> **What is required**: Looking through the listing, how many of its lines hold the word "politeness"? Answer with only the number.

[Extracted data entries]
- - - -

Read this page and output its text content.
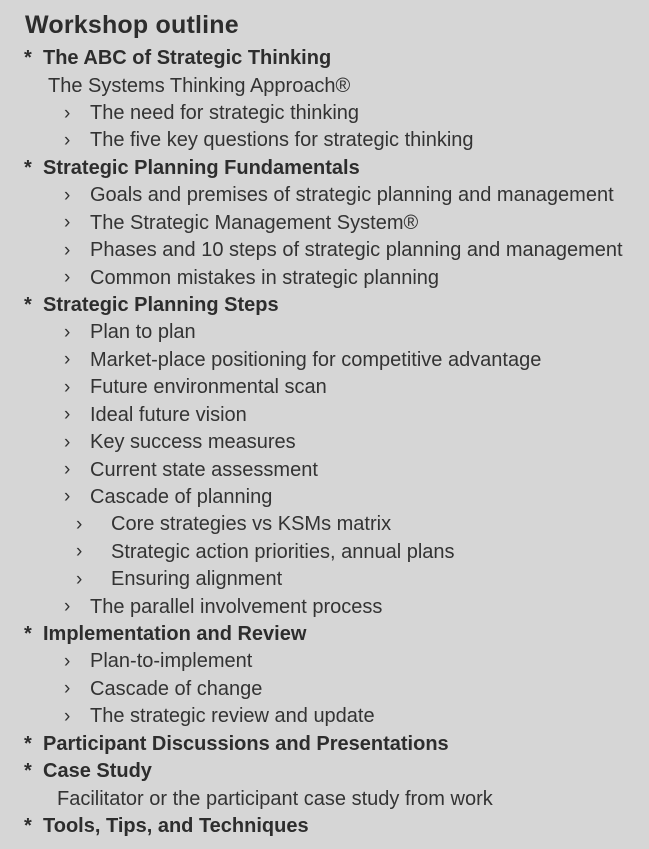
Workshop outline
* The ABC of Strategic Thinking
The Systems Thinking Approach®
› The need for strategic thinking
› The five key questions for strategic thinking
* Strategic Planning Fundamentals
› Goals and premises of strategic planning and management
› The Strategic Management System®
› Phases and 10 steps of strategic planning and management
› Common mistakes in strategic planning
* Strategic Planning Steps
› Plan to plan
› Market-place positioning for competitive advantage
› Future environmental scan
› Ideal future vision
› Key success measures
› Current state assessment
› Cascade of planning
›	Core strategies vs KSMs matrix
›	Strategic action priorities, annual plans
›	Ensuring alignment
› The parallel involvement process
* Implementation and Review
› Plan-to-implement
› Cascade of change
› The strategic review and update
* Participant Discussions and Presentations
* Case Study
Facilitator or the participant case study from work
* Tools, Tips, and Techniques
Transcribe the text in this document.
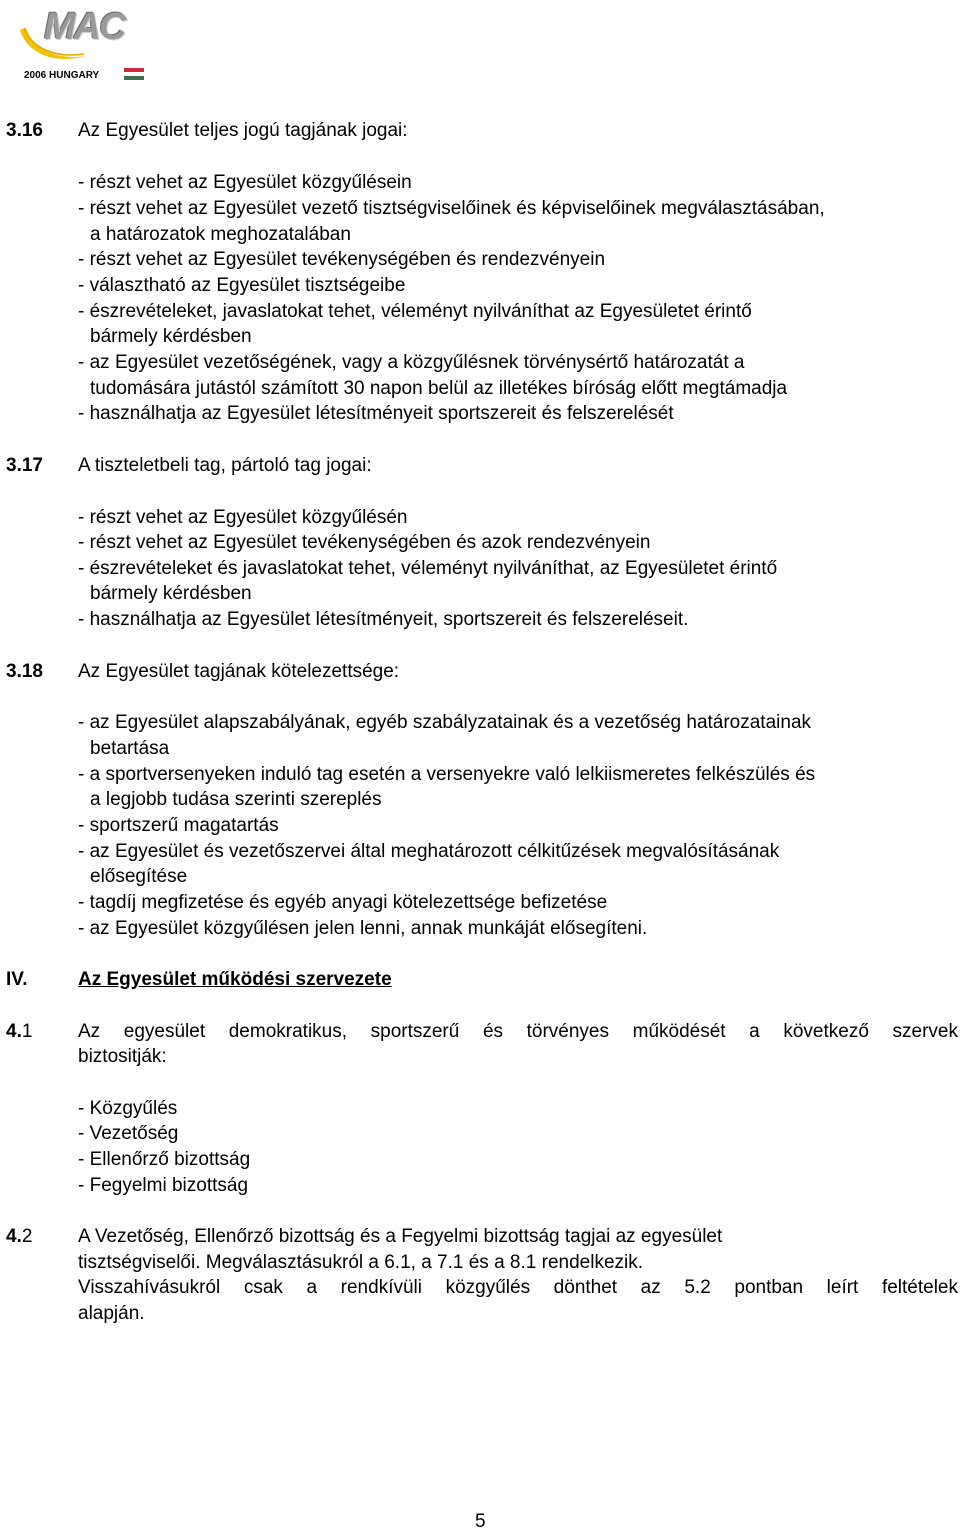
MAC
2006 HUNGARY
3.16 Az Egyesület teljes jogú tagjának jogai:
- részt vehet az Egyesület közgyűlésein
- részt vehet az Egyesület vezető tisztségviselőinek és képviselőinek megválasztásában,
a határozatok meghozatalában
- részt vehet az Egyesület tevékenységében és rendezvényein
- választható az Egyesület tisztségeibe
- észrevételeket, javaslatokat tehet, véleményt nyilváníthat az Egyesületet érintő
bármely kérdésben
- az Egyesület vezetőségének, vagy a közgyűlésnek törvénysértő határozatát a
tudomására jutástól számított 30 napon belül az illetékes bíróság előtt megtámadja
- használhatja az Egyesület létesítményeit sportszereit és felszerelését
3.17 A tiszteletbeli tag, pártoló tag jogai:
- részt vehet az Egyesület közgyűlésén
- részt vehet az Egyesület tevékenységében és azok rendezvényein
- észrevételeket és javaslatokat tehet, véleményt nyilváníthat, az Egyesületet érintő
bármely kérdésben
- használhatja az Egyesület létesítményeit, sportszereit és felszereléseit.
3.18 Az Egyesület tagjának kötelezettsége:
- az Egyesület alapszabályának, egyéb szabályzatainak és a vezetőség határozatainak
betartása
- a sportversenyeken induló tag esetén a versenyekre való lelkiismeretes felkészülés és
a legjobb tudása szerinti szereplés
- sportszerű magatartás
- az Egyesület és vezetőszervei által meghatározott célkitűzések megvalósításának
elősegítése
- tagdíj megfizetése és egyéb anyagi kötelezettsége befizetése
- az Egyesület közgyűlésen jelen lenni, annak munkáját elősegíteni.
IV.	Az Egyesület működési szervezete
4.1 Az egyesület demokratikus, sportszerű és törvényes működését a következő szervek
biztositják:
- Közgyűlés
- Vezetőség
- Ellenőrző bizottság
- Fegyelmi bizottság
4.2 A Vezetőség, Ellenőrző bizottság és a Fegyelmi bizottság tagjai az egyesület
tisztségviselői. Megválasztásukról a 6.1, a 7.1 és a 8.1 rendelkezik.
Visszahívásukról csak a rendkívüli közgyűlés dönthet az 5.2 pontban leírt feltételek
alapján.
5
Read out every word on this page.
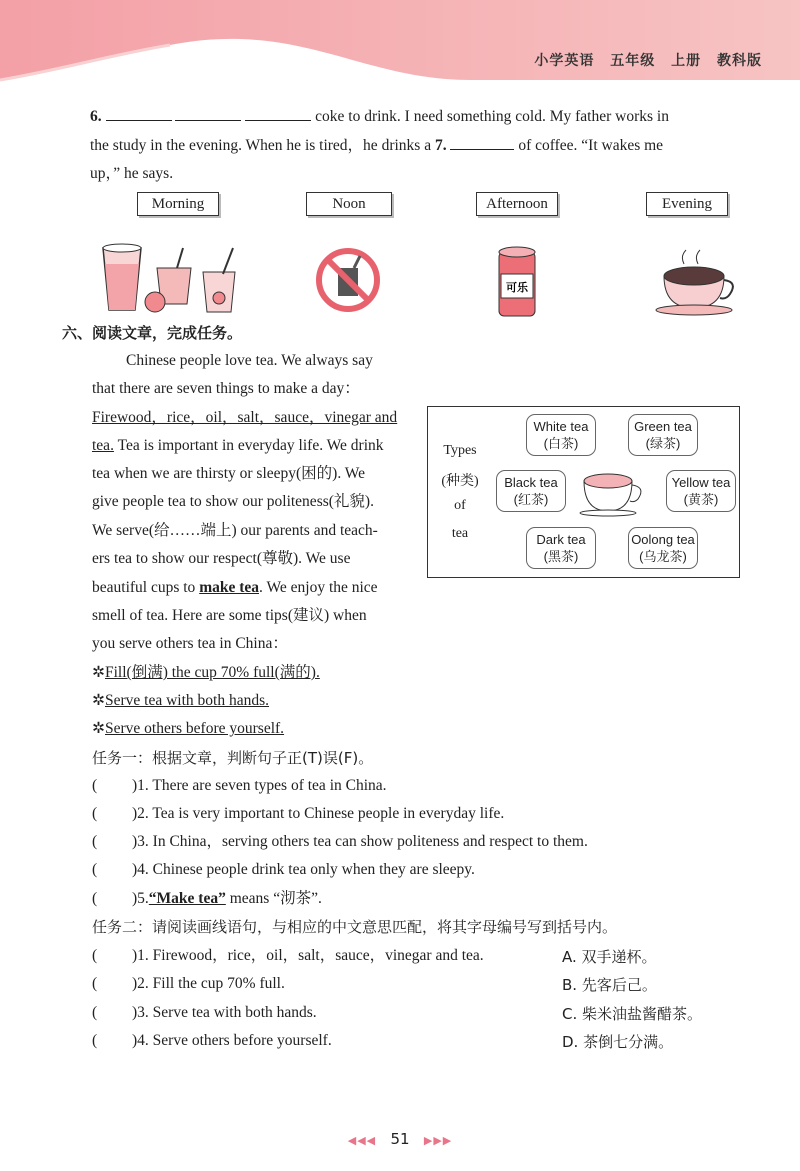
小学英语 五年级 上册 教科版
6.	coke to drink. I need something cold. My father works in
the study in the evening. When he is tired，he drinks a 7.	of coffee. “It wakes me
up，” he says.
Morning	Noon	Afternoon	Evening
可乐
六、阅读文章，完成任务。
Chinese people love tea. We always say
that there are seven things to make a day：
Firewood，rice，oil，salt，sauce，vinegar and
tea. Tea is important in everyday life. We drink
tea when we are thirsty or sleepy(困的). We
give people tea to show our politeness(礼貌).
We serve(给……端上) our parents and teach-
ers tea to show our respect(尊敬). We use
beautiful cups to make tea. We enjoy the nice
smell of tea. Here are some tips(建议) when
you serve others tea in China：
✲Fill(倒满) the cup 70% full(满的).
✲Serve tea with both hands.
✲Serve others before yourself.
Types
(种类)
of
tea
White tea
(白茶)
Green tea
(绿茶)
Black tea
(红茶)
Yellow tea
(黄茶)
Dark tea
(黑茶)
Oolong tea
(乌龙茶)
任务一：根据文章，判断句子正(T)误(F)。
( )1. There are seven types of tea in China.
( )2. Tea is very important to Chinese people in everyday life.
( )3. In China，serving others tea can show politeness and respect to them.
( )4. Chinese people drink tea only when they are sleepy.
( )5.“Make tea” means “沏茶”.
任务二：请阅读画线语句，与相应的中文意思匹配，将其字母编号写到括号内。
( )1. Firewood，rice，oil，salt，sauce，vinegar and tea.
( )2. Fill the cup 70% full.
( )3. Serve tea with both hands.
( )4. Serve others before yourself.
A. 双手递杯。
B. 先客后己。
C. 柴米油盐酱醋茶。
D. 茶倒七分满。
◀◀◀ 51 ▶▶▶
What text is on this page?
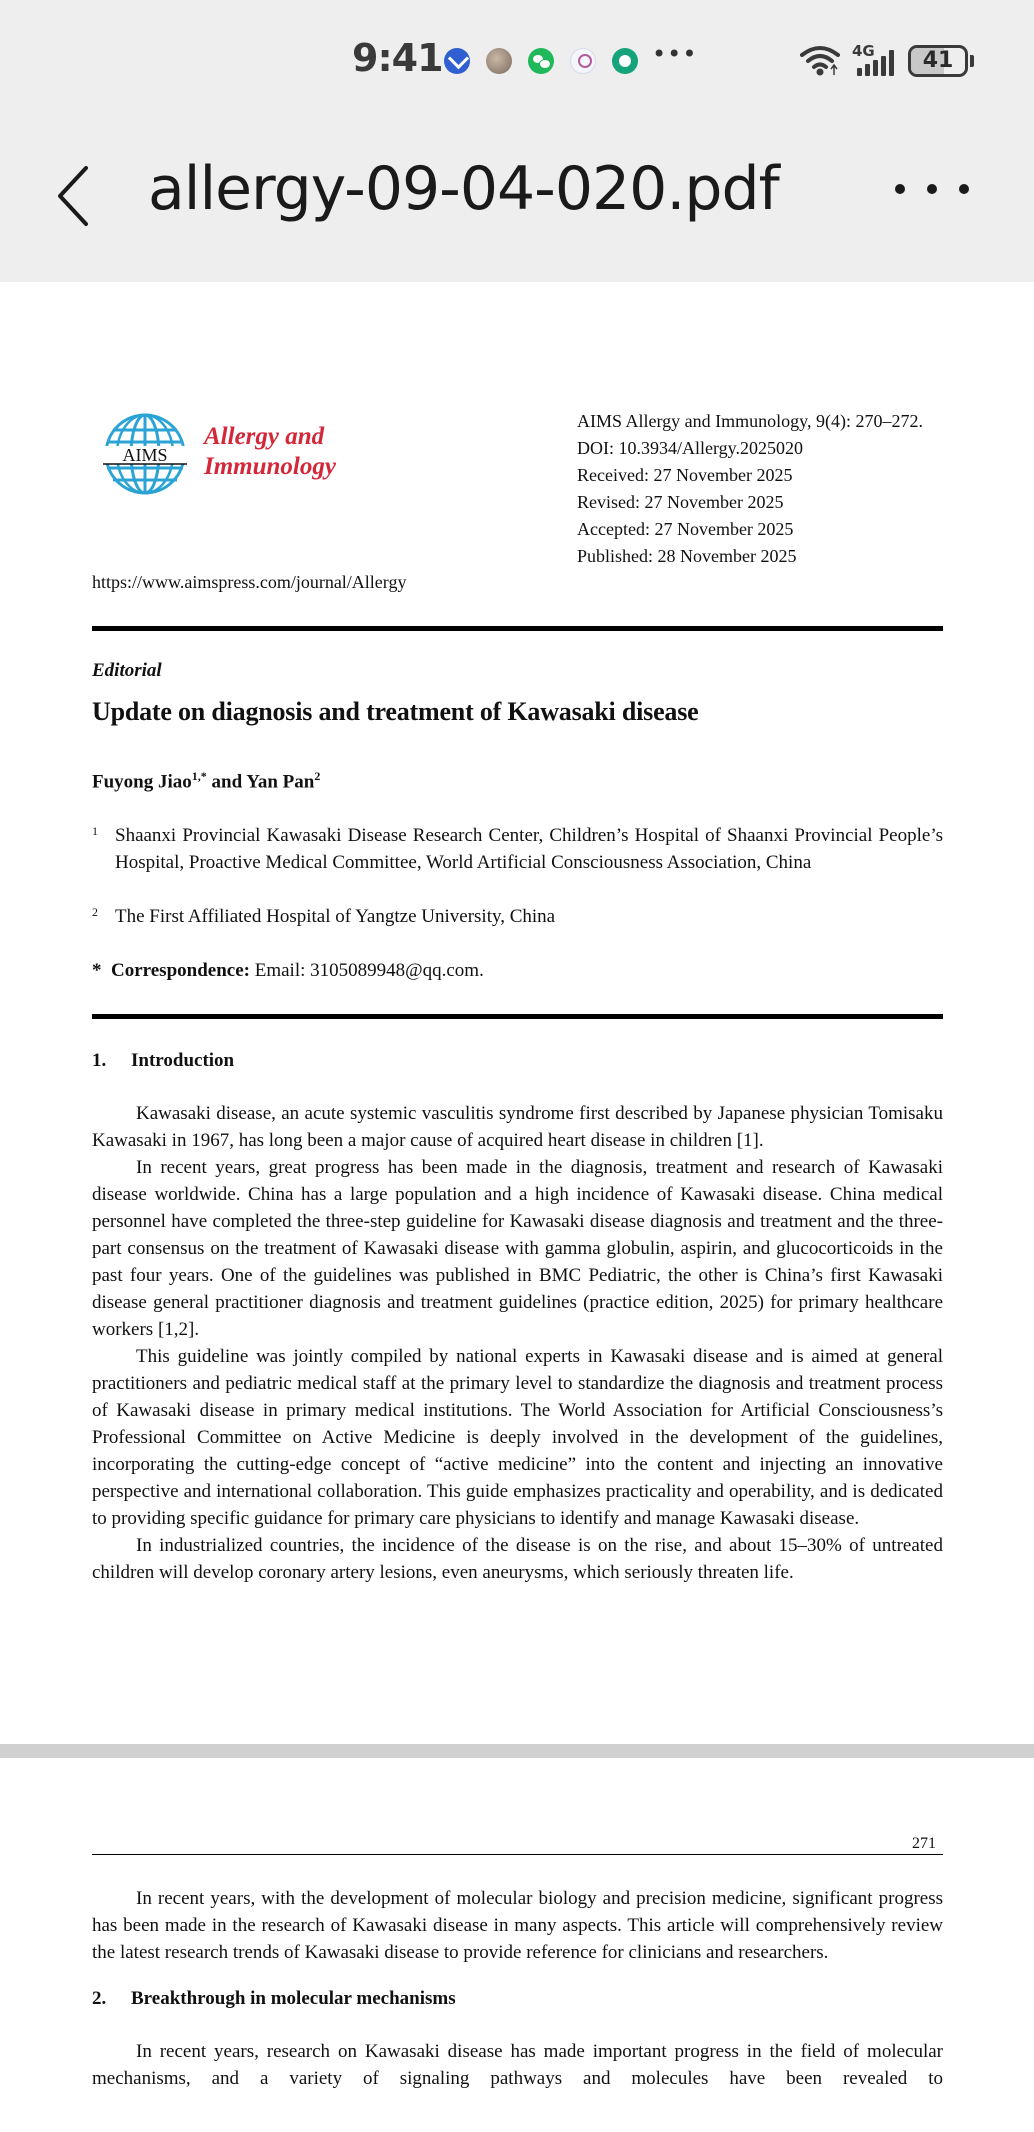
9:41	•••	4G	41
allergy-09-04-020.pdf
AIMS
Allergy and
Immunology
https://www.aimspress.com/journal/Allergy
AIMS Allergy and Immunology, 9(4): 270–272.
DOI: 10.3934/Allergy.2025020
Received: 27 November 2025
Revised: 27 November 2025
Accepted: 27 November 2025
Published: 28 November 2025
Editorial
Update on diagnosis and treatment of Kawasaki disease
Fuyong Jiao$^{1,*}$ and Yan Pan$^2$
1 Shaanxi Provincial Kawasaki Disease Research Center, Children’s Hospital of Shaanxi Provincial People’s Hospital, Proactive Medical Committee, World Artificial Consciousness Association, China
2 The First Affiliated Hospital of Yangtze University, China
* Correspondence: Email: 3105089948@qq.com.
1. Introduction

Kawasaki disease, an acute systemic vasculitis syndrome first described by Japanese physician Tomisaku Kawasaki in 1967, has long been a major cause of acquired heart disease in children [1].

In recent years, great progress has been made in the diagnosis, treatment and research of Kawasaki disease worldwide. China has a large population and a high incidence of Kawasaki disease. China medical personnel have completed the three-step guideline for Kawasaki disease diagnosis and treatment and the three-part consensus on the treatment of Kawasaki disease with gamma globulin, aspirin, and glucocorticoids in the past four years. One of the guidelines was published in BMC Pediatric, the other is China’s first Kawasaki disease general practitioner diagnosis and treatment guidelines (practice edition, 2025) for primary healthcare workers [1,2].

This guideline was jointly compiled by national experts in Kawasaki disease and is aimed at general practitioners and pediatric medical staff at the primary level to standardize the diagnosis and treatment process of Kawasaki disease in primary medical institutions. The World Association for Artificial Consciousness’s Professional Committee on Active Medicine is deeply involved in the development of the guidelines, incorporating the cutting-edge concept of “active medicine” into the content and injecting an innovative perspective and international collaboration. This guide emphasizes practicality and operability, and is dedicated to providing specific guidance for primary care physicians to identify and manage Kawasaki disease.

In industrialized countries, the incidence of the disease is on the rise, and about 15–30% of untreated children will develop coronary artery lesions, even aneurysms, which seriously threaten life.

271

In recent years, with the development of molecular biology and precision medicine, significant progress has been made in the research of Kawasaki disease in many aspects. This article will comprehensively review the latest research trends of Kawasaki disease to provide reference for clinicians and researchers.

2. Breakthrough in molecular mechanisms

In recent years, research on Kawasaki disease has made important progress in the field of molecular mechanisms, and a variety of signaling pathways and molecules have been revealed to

- - - -

> **Solution for this problem**: 2